>> Begin
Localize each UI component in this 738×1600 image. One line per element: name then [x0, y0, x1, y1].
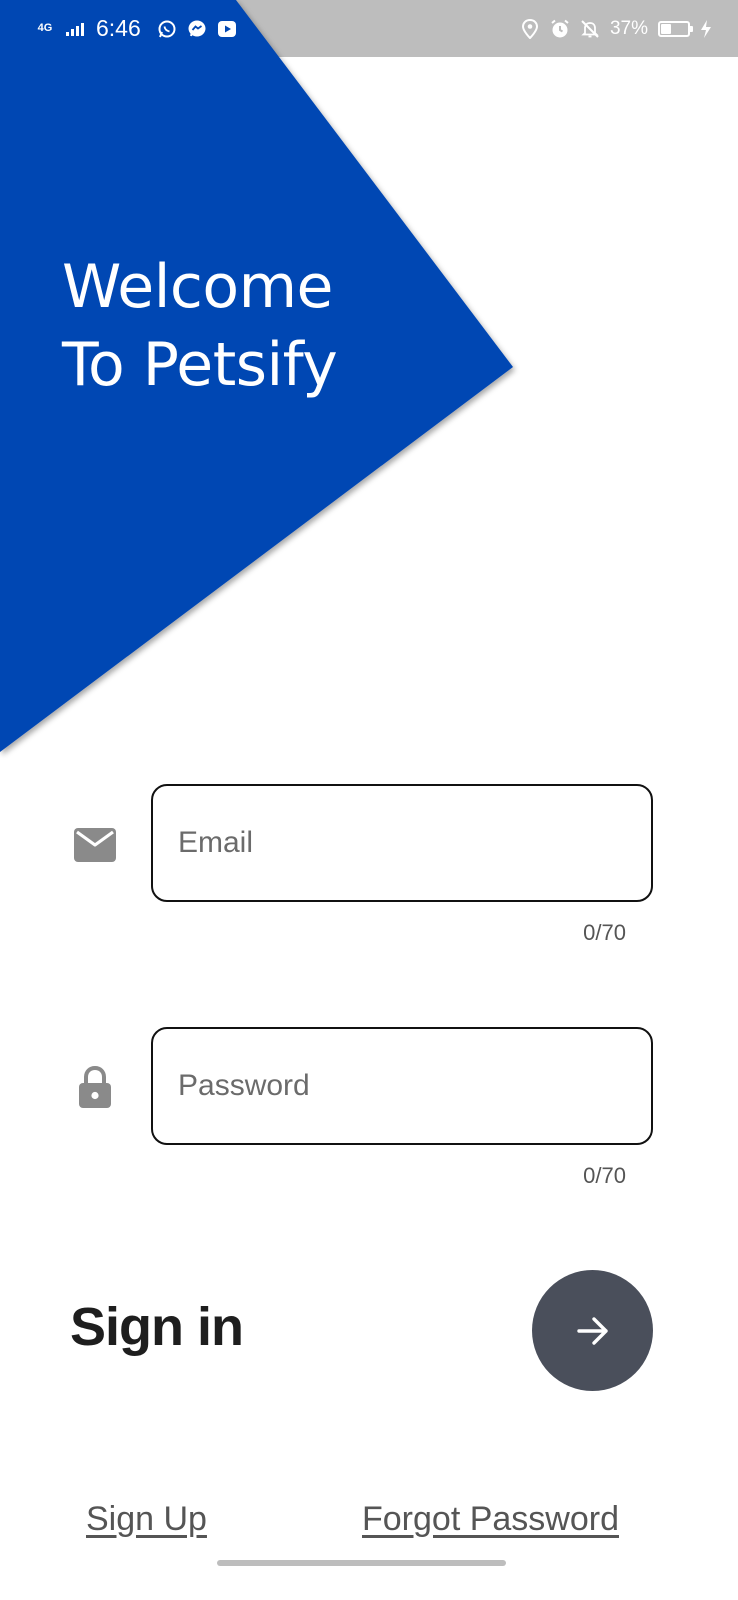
youtube-icon — [217, 19, 237, 39]
whatsapp-icon — [157, 19, 177, 39]
notifications-off-icon — [580, 19, 600, 39]
charging-icon — [700, 19, 712, 39]
sign-in-button[interactable] — [532, 1270, 653, 1391]
lock-icon — [72, 1064, 118, 1110]
alarm-icon — [550, 19, 570, 39]
welcome-heading: Welcome To Petsify — [62, 248, 338, 404]
welcome-line-2: To Petsify — [62, 330, 338, 400]
welcome-line-1: Welcome — [62, 252, 333, 322]
arrow-right-icon — [573, 1311, 613, 1351]
email-icon — [72, 822, 118, 868]
network-4g-icon: 4G — [34, 23, 56, 34]
status-bar-right: 37% — [520, 0, 712, 57]
password-field[interactable] — [176, 1068, 651, 1104]
sign-up-link[interactable]: Sign Up — [86, 1500, 207, 1539]
home-indicator[interactable] — [217, 1560, 506, 1566]
battery-icon — [658, 20, 693, 37]
signal-icon — [66, 22, 84, 36]
password-field-box[interactable] — [151, 1027, 653, 1145]
battery-percent: 37% — [609, 17, 648, 39]
messenger-icon — [187, 19, 207, 39]
sign-in-title: Sign in — [70, 1297, 244, 1357]
email-field-box[interactable] — [151, 784, 653, 902]
location-icon — [520, 18, 540, 39]
forgot-password-link[interactable]: Forgot Password — [362, 1500, 619, 1539]
password-char-counter: 0/70 — [583, 1163, 626, 1188]
battery-level — [661, 23, 671, 34]
status-bar-left: 4G 6:46 — [0, 0, 237, 57]
status-time: 6:46 — [96, 15, 141, 41]
email-field[interactable] — [176, 825, 651, 861]
network-type-label: 4G — [37, 22, 53, 34]
email-char-counter: 0/70 — [583, 920, 626, 945]
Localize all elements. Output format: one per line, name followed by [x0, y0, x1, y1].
>> End
▶ Goal of the exercise
Write out every line of the items above word for word, but leave out the pictures.

▶ Written response
Localize each UI component in this 738×1600 image. One line per element: name then [x0, y0, x1, y1].
youtube-icon — [217, 19, 237, 39]
whatsapp-icon — [157, 19, 177, 39]
notifications-off-icon — [580, 19, 600, 39]
charging-icon — [700, 19, 712, 39]
sign-in-button[interactable] — [532, 1270, 653, 1391]
lock-icon — [72, 1064, 118, 1110]
alarm-icon — [550, 19, 570, 39]
welcome-heading: Welcome To Petsify — [62, 248, 338, 404]
welcome-line-2: To Petsify — [62, 330, 338, 400]
welcome-line-1: Welcome — [62, 252, 333, 322]
arrow-right-icon — [573, 1311, 613, 1351]
email-icon — [72, 822, 118, 868]
network-4g-icon: 4G — [34, 23, 56, 34]
status-bar-right: 37% — [520, 0, 712, 57]
password-field[interactable] — [176, 1068, 651, 1104]
sign-up-link[interactable]: Sign Up — [86, 1500, 207, 1539]
home-indicator[interactable] — [217, 1560, 506, 1566]
battery-icon — [658, 20, 693, 37]
signal-icon — [66, 22, 84, 36]
password-field-box[interactable] — [151, 1027, 653, 1145]
battery-percent: 37% — [609, 17, 648, 39]
messenger-icon — [187, 19, 207, 39]
sign-in-title: Sign in — [70, 1297, 244, 1357]
email-field-box[interactable] — [151, 784, 653, 902]
location-icon — [520, 18, 540, 39]
forgot-password-link[interactable]: Forgot Password — [362, 1500, 619, 1539]
password-char-counter: 0/70 — [583, 1163, 626, 1188]
battery-level — [661, 23, 671, 34]
status-bar-left: 4G 6:46 — [0, 0, 237, 57]
status-time: 6:46 — [96, 15, 141, 41]
email-field[interactable] — [176, 825, 651, 861]
network-type-label: 4G — [37, 22, 53, 34]
email-char-counter: 0/70 — [583, 920, 626, 945]
Localize all elements. Output format: one per line, name followed by [x0, y0, x1, y1].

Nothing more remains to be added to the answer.